** start of Input data **
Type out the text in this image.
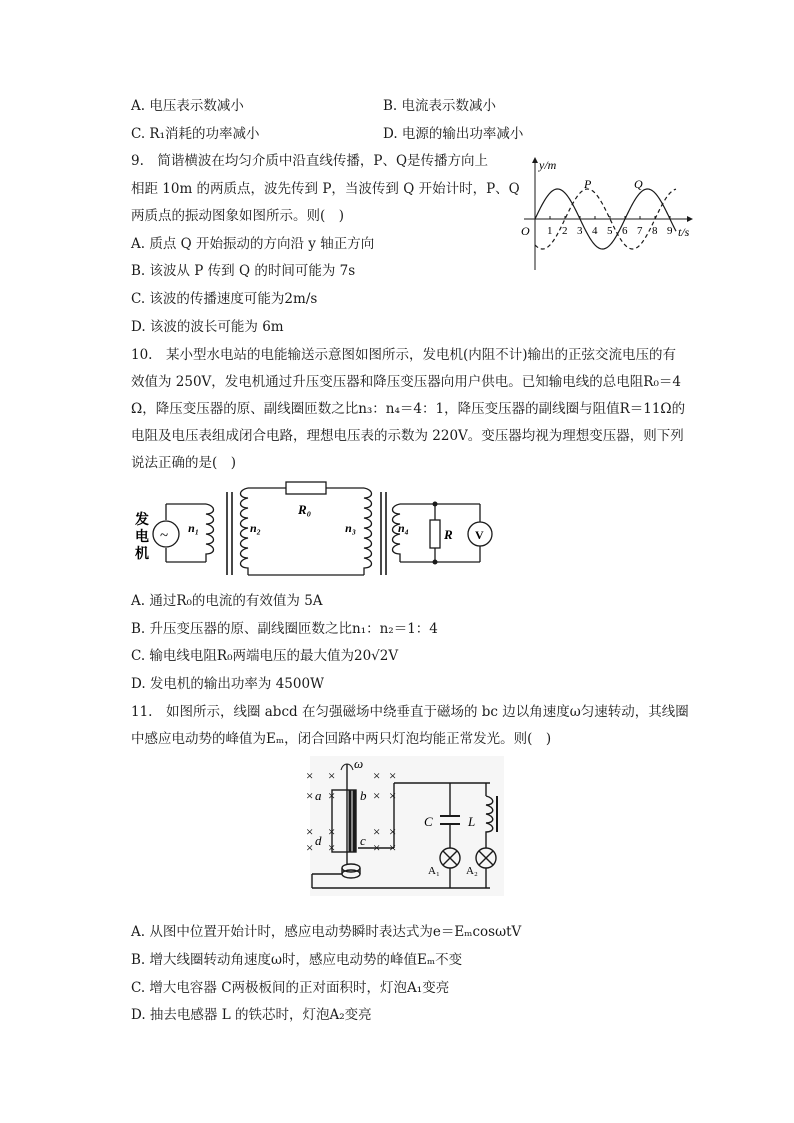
A. 电压表示数减小	B. 电流表示数减小
C. R₁消耗的功率减小	D. 电源的输出功率减小
9.　简谐横波在均匀介质中沿直线传播，P、Q是传播方向上
相距 10m 的两质点，波先传到 P，当波传到 Q 开始计时，P、Q
两质点的振动图象如图所示。则(　)
A. 质点 Q 开始振动的方向沿 y 轴正方向
B. 该波从 P 传到 Q 的时间可能为 7s
C. 该波的传播速度可能为2m/s
D. 该波的波长可能为 6m
y/m
t/s
O 1 2 3 4 5 6 7 8 9
P	Q
10.　某小型水电站的电能输送示意图如图所示，发电机(内阻不计)输出的正弦交流电压的有
效值为 250V，发电机通过升压变压器和降压变压器向用户供电。已知输电线的总电阻R₀＝4
Ω，降压变压器的原、副线圈匝数之比n₃：n₄＝4：1，降压变压器的副线圈与阻值R＝11Ω的
电阻及电压表组成闭合电路，理想电压表的示数为 220V。变压器均视为理想变压器，则下列
说法正确的是(　)
~
发
电
机
n₁	n₂	n₃	n₄
R₀
R V
A. 通过R₀的电流的有效值为 5A
B. 升压变压器的原、副线圈匝数之比n₁：n₂＝1：4
C. 输电线电阻R₀两端电压的最大值为20√2V
D. 发电机的输出功率为 4500W
11.　如图所示，线圈 abcd 在匀强磁场中绕垂直于磁场的 bc 边以角速度ω匀速转动，其线圈
中感应电动势的峰值为Eₘ，闭合回路中两只灯泡均能正常发光。则(　)
× ×	× ×
× ×	× ×
× ×	× ×
× ×	× ×
ω
a	b
c
d
C	L
A₁ A₂
A. 从图中位置开始计时，感应电动势瞬时表达式为e＝EₘcosωtV
B. 增大线圈转动角速度ω时，感应电动势的峰值Eₘ不变
C. 增大电容器 C两极板间的正对面积时，灯泡A₁变亮
D. 抽去电感器 L 的铁芯时，灯泡A₂变亮
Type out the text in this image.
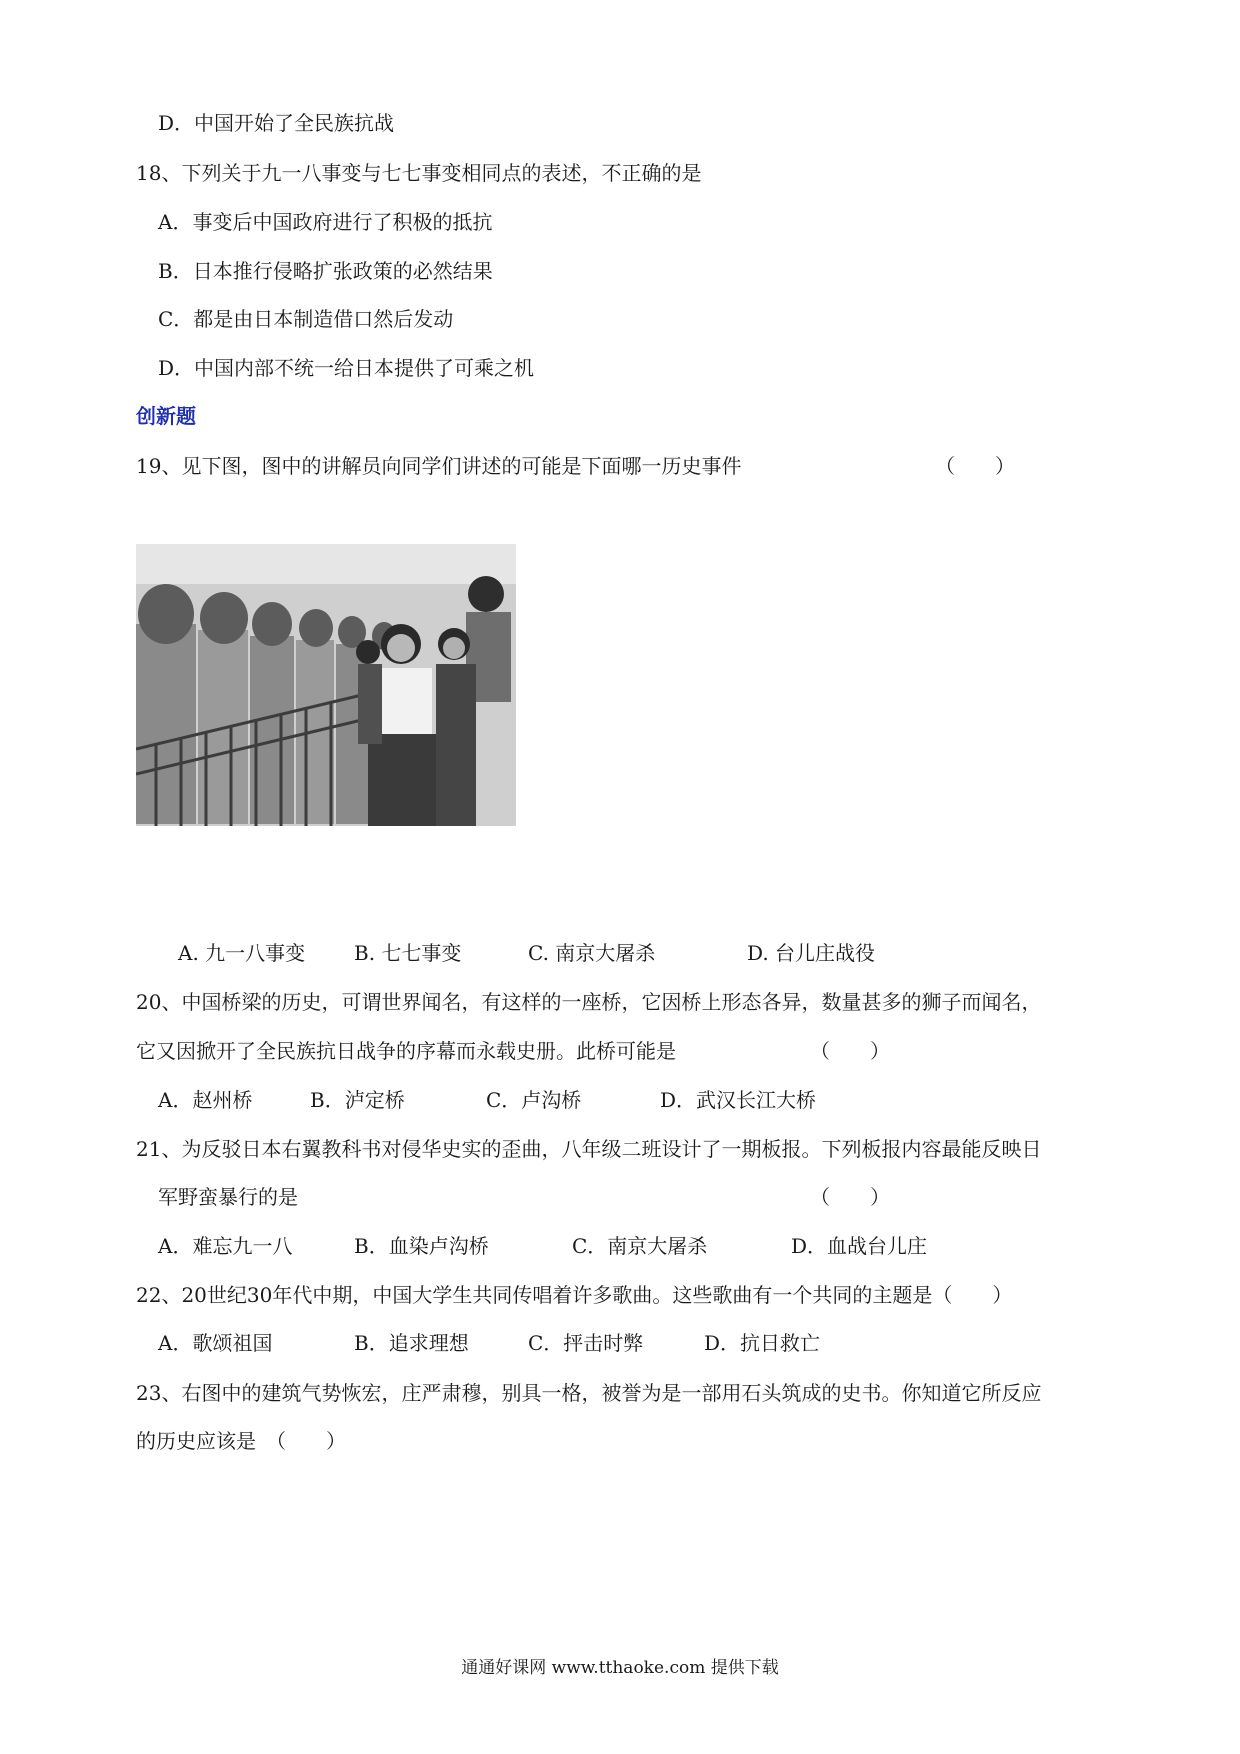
D．中国开始了全民族抗战
18、下列关于九一八事变与七七事变相同点的表述，不正确的是
A．事变后中国政府进行了积极的抵抗
B．日本推行侵略扩张政策的必然结果
C．都是由日本制造借口然后发动
D．中国内部不统一给日本提供了可乘之机
创新题
19、见下图，图中的讲解员向同学们讲述的可能是下面哪一历史事件	（　　）
A. 九一八事变 B. 七七事变	C. 南京大屠杀	D. 台儿庄战役
20、中国桥梁的历史，可谓世界闻名，有这样的一座桥，它因桥上形态各异，数量甚多的狮子而闻名，
它又因掀开了全民族抗日战争的序幕而永载史册。此桥可能是	（　　）
A．赵州桥	B．泸定桥	C．卢沟桥	D．武汉长江大桥
21、为反驳日本右翼教科书对侵华史实的歪曲，八年级二班设计了一期板报。下列板报内容最能反映日
军野蛮暴行的是	（　　）
A．难忘九一八	B．血染卢沟桥	C．南京大屠杀	D．血战台儿庄
22、20世纪30年代中期，中国大学生共同传唱着许多歌曲。这些歌曲有一个共同的主题是（　　）
A．歌颂祖国	B．追求理想	C．抨击时弊	D．抗日救亡
23、右图中的建筑气势恢宏，庄严肃穆，别具一格，被誉为是一部用石头筑成的史书。你知道它所反应
的历史应该是　（　　）
通通好课网 www.tthaoke.com 提供下载
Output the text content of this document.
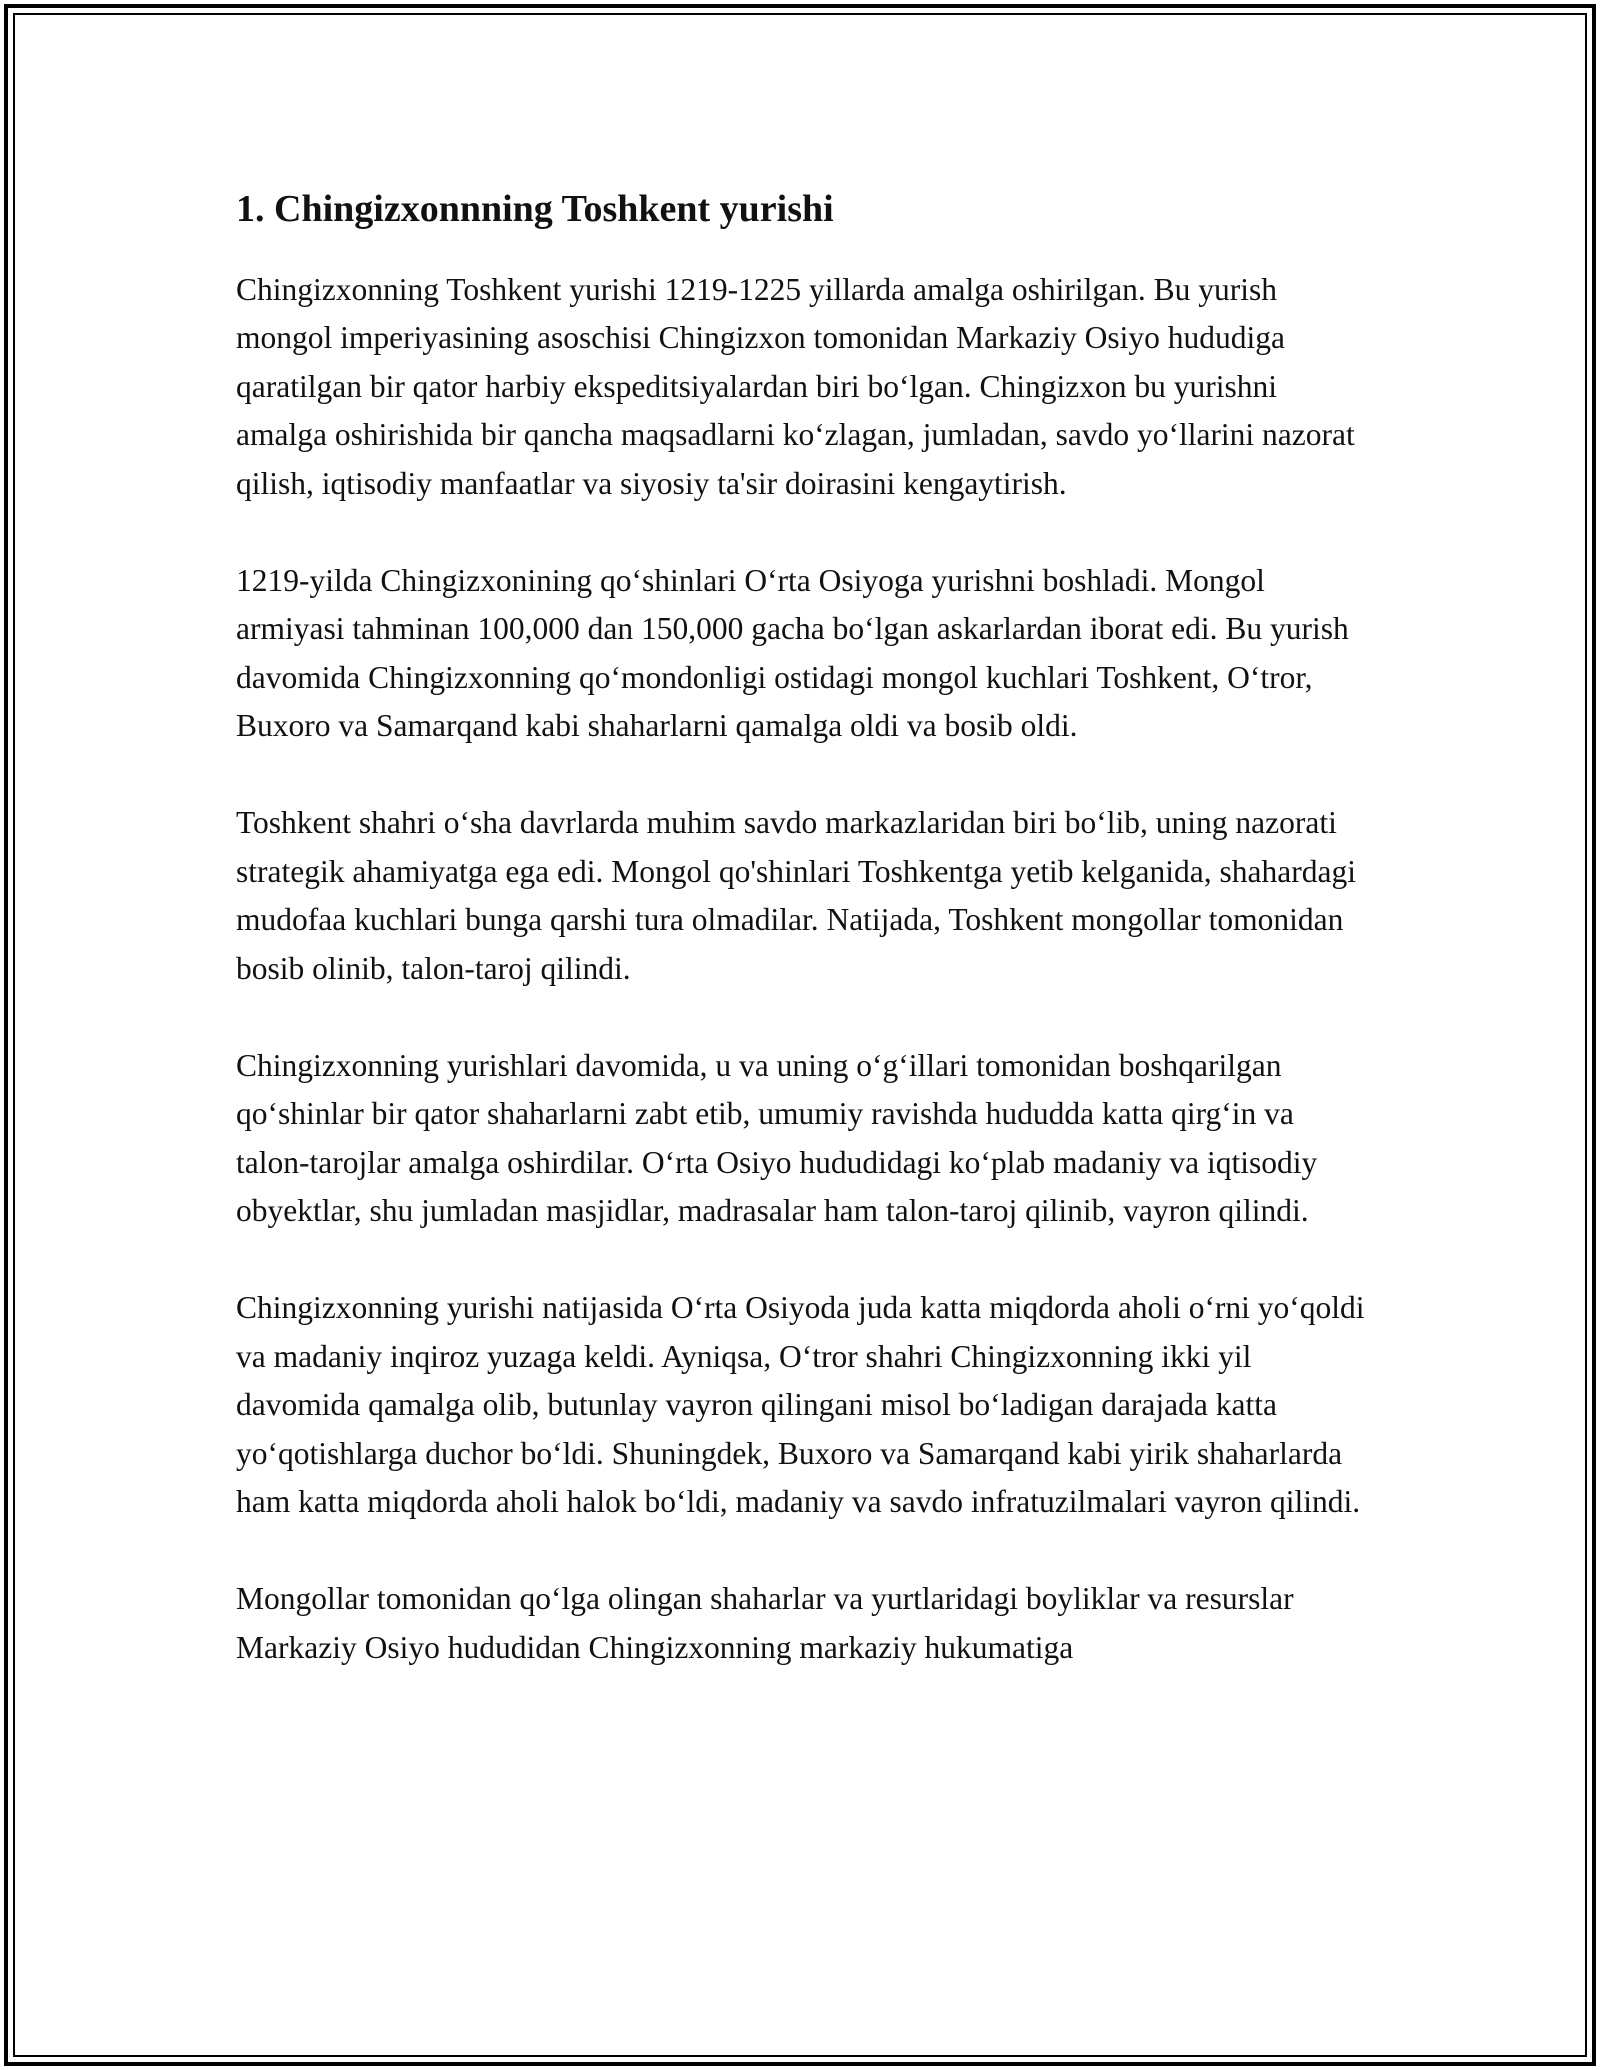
1. Chingizxonnning Toshkent yurishi

Chingizxonning Toshkent yurishi 1219-1225 yillarda amalga oshirilgan. Bu yurish mongol imperiyasining asoschisi Chingizxon tomonidan Markaziy Osiyo hududiga qaratilgan bir qator harbiy ekspeditsiyalardan biri bo‘lgan. Chingizxon bu yurishni amalga oshirishida bir qancha maqsadlarni ko‘zlagan, jumladan, savdo yo‘llarini nazorat qilish, iqtisodiy manfaatlar va siyosiy ta'sir doirasini kengaytirish.

1219-yilda Chingizxonining qo‘shinlari O‘rta Osiyoga yurishni boshladi. Mongol armiyasi tahminan 100,000 dan 150,000 gacha bo‘lgan askarlardan iborat edi. Bu yurish davomida Chingizxonning qo‘mondonligi ostidagi mongol kuchlari Toshkent, O‘tror, Buxoro va Samarqand kabi shaharlarni qamalga oldi va bosib oldi.

Toshkent shahri o‘sha davrlarda muhim savdo markazlaridan biri bo‘lib, uning nazorati strategik ahamiyatga ega edi. Mongol qo'shinlari Toshkentga yetib kelganida, shahardagi mudofaa kuchlari bunga qarshi tura olmadilar. Natijada, Toshkent mongollar tomonidan bosib olinib, talon-taroj qilindi.

Chingizxonning yurishlari davomida, u va uning o‘g‘illari tomonidan boshqarilgan qo‘shinlar bir qator shaharlarni zabt etib, umumiy ravishda hududda katta qirg‘in va talon-tarojlar amalga oshirdilar. O‘rta Osiyo hududidagi ko‘plab madaniy va iqtisodiy obyektlar, shu jumladan masjidlar, madrasalar ham talon-taroj qilinib, vayron qilindi.

Chingizxonning yurishi natijasida O‘rta Osiyoda juda katta miqdorda aholi o‘rni yo‘qoldi va madaniy inqiroz yuzaga keldi. Ayniqsa, O‘tror shahri Chingizxonning ikki yil davomida qamalga olib, butunlay vayron qilingani misol bo‘ladigan darajada katta yo‘qotishlarga duchor bo‘ldi. Shuningdek, Buxoro va Samarqand kabi yirik shaharlarda ham katta miqdorda aholi halok bo‘ldi, madaniy va savdo infratuzilmalari vayron qilindi.

Mongollar tomonidan qo‘lga olingan shaharlar va yurtlaridagi boyliklar va resurslar Markaziy Osiyo hududidan Chingizxonning markaziy hukumatiga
** end of Input data **
## [Requirement]
Copy out each line in the listing that has the word "南京大屠杀".

## [Response to the exercise]
A. 九一八事变 B. 七七事变	C. 南京大屠杀	D. 台儿庄战役
A．难忘九一八	B．血染卢沟桥	C．南京大屠杀	D．血战台儿庄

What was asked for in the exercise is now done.